» DATA EXCERPTS

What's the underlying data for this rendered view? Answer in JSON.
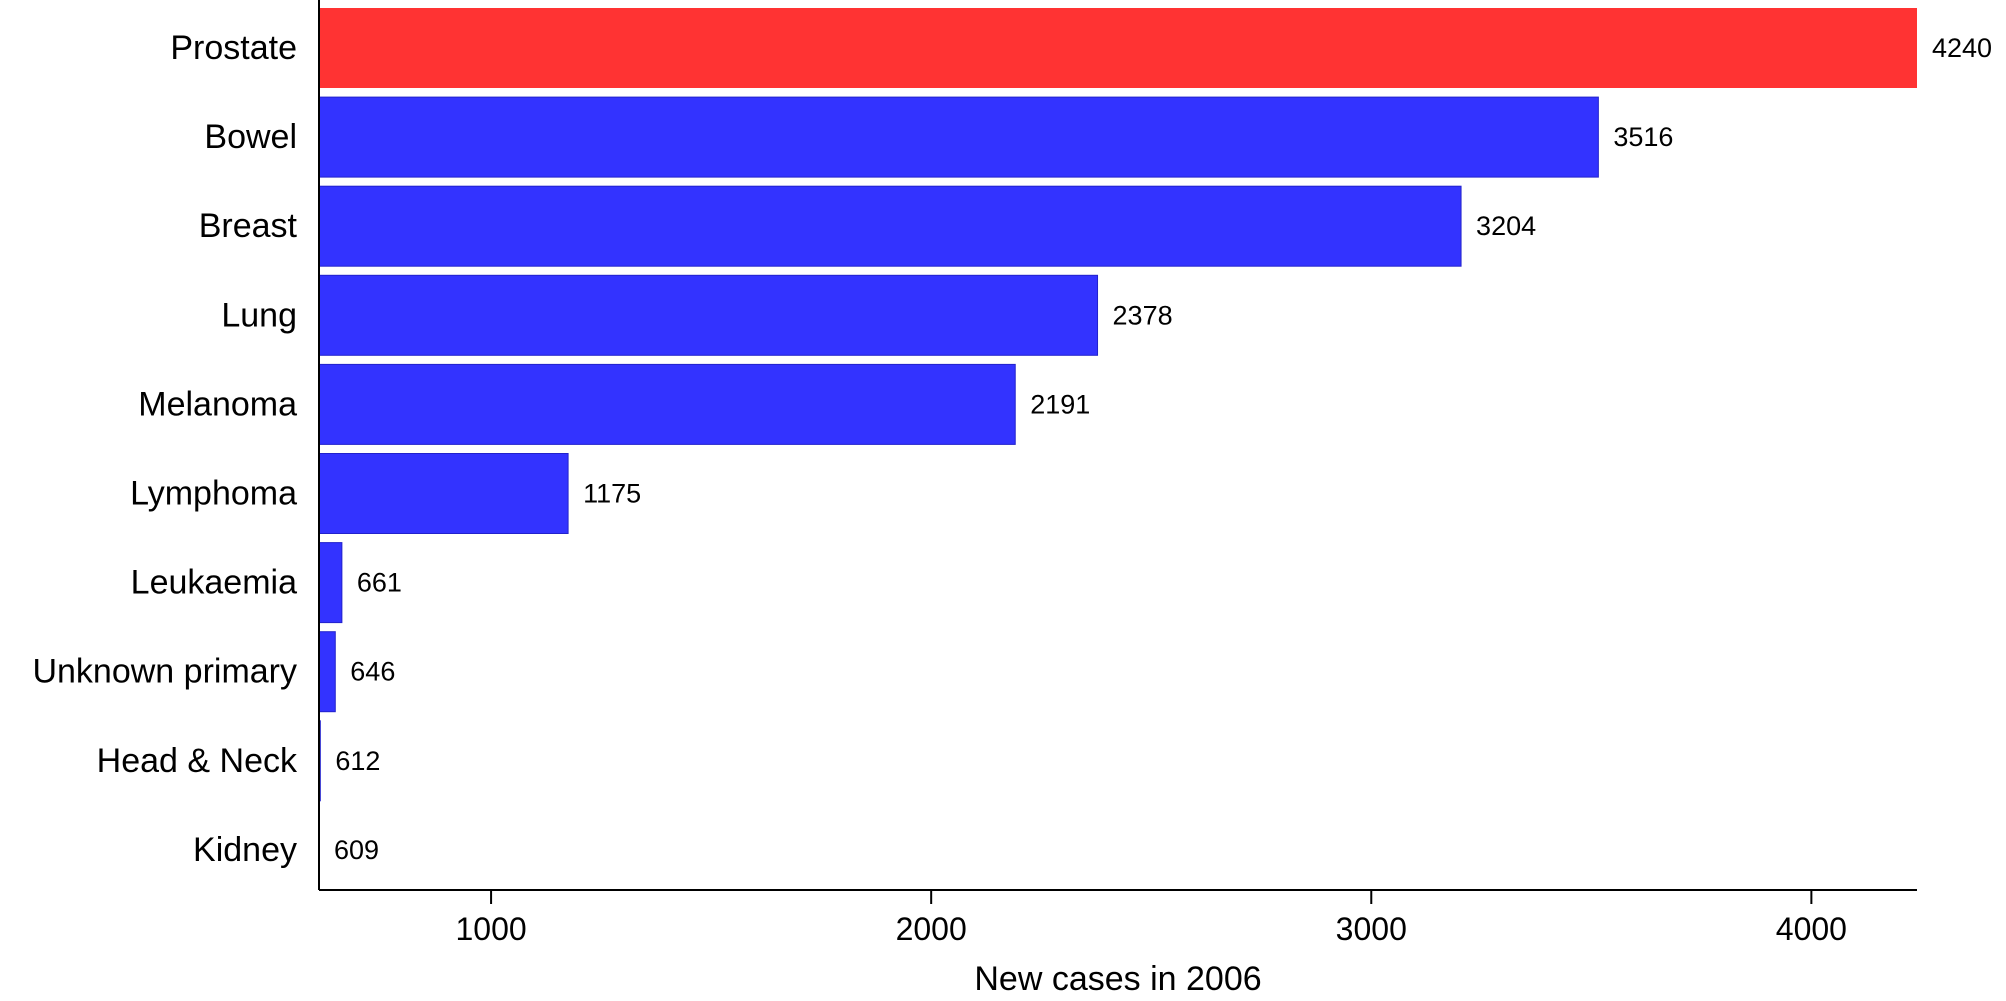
{
  "chart_data": {
    "type": "bar",
    "orientation": "horizontal",
    "title": "",
    "xlabel": "New cases in 2006",
    "ylabel": "",
    "categories": [
      "Prostate",
      "Bowel",
      "Breast",
      "Lung",
      "Melanoma",
      "Lymphoma",
      "Leukaemia",
      "Unknown primary",
      "Head & Neck",
      "Kidney"
    ],
    "values": [
      4240,
      3516,
      3204,
      2378,
      2191,
      1175,
      661,
      646,
      612,
      609
    ],
    "value_labels": [
      "4240",
      "3516",
      "3204",
      "2378",
      "2191",
      "1175",
      "661",
      "646",
      "612",
      "609"
    ],
    "xticks": [
      1000,
      2000,
      3000,
      4000
    ],
    "xtick_labels": [
      "1000",
      "2000",
      "3000",
      "4000"
    ],
    "xlim": [
      609,
      4240
    ],
    "grid": false,
    "legend": "none",
    "colors": {
      "highlight": "#ff3333",
      "bar": "#3333ff",
      "bar_edge": "#2222cc",
      "axis": "#000000"
    },
    "highlight_index": 0
  }
}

» TASK OBJECTIVE
Quote every entry exactly, with the pictures omitted.

» RESPONSE FOR THIS EXERCISE
What's the underlying data for this rendered view? Answer in JSON.
{
  "chart_data": {
    "type": "bar",
    "orientation": "horizontal",
    "title": "",
    "xlabel": "New cases in 2006",
    "ylabel": "",
    "categories": [
      "Prostate",
      "Bowel",
      "Breast",
      "Lung",
      "Melanoma",
      "Lymphoma",
      "Leukaemia",
      "Unknown primary",
      "Head & Neck",
      "Kidney"
    ],
    "values": [
      4240,
      3516,
      3204,
      2378,
      2191,
      1175,
      661,
      646,
      612,
      609
    ],
    "value_labels": [
      "4240",
      "3516",
      "3204",
      "2378",
      "2191",
      "1175",
      "661",
      "646",
      "612",
      "609"
    ],
    "xticks": [
      1000,
      2000,
      3000,
      4000
    ],
    "xtick_labels": [
      "1000",
      "2000",
      "3000",
      "4000"
    ],
    "xlim": [
      609,
      4240
    ],
    "grid": false,
    "legend": "none",
    "colors": {
      "highlight": "#ff3333",
      "bar": "#3333ff",
      "bar_edge": "#2222cc",
      "axis": "#000000"
    },
    "highlight_index": 0
  }
}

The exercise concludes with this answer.